### [WORK INSTRUCTIONS]
Set the data down again, exactly as it reads, but without the pictures.
# # #
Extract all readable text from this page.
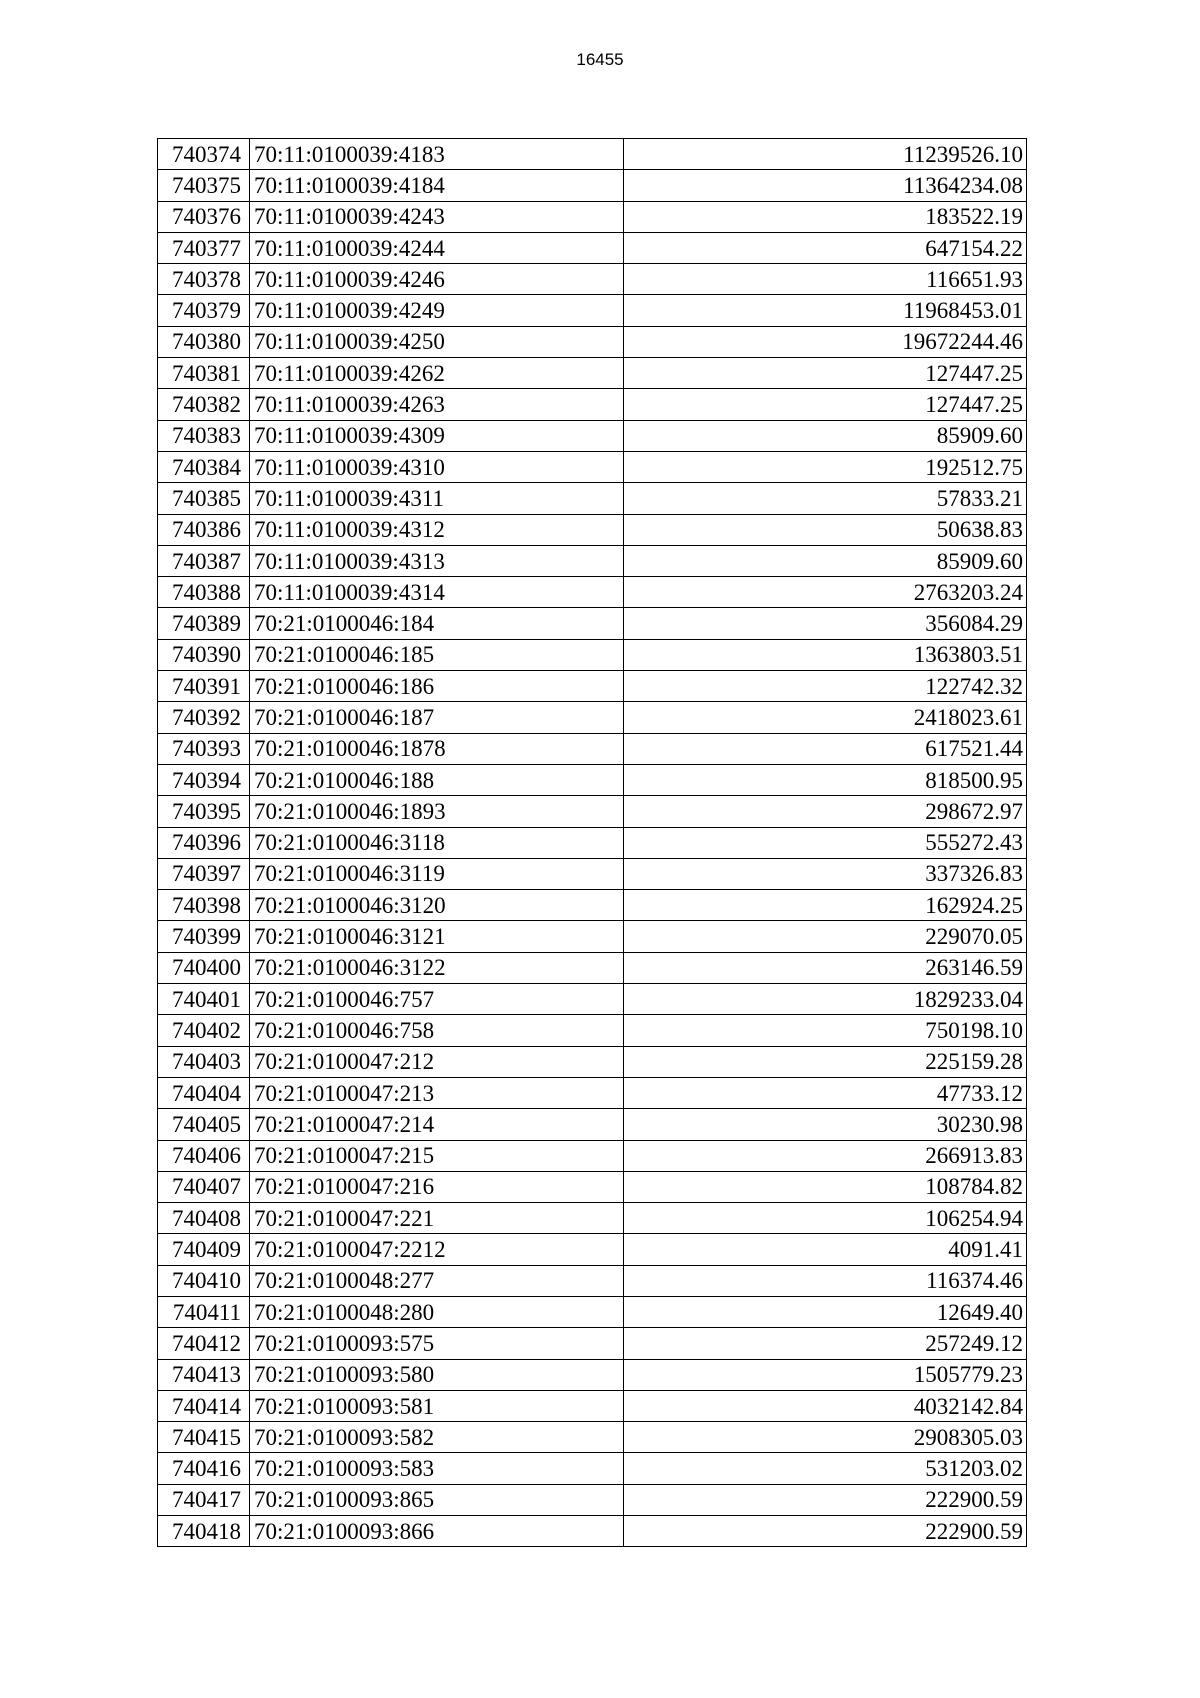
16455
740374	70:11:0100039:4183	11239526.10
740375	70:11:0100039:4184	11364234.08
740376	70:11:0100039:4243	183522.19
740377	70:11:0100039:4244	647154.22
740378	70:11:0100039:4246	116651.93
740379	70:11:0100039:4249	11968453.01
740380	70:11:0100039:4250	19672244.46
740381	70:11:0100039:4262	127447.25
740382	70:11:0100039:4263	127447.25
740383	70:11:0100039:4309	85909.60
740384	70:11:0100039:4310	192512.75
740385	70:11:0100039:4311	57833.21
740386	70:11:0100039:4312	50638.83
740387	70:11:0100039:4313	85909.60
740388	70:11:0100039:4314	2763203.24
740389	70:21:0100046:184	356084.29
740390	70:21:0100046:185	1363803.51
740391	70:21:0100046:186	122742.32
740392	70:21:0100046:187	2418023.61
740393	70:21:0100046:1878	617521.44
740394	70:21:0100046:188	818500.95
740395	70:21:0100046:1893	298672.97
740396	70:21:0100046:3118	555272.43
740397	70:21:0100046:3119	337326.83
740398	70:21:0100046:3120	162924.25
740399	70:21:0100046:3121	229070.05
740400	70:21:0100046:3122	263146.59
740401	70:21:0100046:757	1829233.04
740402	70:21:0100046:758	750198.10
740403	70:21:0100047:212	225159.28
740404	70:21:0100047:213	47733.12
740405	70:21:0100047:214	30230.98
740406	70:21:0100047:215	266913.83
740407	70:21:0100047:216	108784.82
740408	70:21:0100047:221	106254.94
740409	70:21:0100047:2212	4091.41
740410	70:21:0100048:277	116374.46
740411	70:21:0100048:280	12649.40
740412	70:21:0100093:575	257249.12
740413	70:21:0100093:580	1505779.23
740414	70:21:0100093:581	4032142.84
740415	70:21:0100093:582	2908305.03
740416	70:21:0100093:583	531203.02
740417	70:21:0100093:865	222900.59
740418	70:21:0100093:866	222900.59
# # #
### [RESPONSE TO THIS EXERCISE]
Extract all readable text from this page.
16455
740374	70:11:0100039:4183	11239526.10
740375	70:11:0100039:4184	11364234.08
740376	70:11:0100039:4243	183522.19
740377	70:11:0100039:4244	647154.22
740378	70:11:0100039:4246	116651.93
740379	70:11:0100039:4249	11968453.01
740380	70:11:0100039:4250	19672244.46
740381	70:11:0100039:4262	127447.25
740382	70:11:0100039:4263	127447.25
740383	70:11:0100039:4309	85909.60
740384	70:11:0100039:4310	192512.75
740385	70:11:0100039:4311	57833.21
740386	70:11:0100039:4312	50638.83
740387	70:11:0100039:4313	85909.60
740388	70:11:0100039:4314	2763203.24
740389	70:21:0100046:184	356084.29
740390	70:21:0100046:185	1363803.51
740391	70:21:0100046:186	122742.32
740392	70:21:0100046:187	2418023.61
740393	70:21:0100046:1878	617521.44
740394	70:21:0100046:188	818500.95
740395	70:21:0100046:1893	298672.97
740396	70:21:0100046:3118	555272.43
740397	70:21:0100046:3119	337326.83
740398	70:21:0100046:3120	162924.25
740399	70:21:0100046:3121	229070.05
740400	70:21:0100046:3122	263146.59
740401	70:21:0100046:757	1829233.04
740402	70:21:0100046:758	750198.10
740403	70:21:0100047:212	225159.28
740404	70:21:0100047:213	47733.12
740405	70:21:0100047:214	30230.98
740406	70:21:0100047:215	266913.83
740407	70:21:0100047:216	108784.82
740408	70:21:0100047:221	106254.94
740409	70:21:0100047:2212	4091.41
740410	70:21:0100048:277	116374.46
740411	70:21:0100048:280	12649.40
740412	70:21:0100093:575	257249.12
740413	70:21:0100093:580	1505779.23
740414	70:21:0100093:581	4032142.84
740415	70:21:0100093:582	2908305.03
740416	70:21:0100093:583	531203.02
740417	70:21:0100093:865	222900.59
740418	70:21:0100093:866	222900.59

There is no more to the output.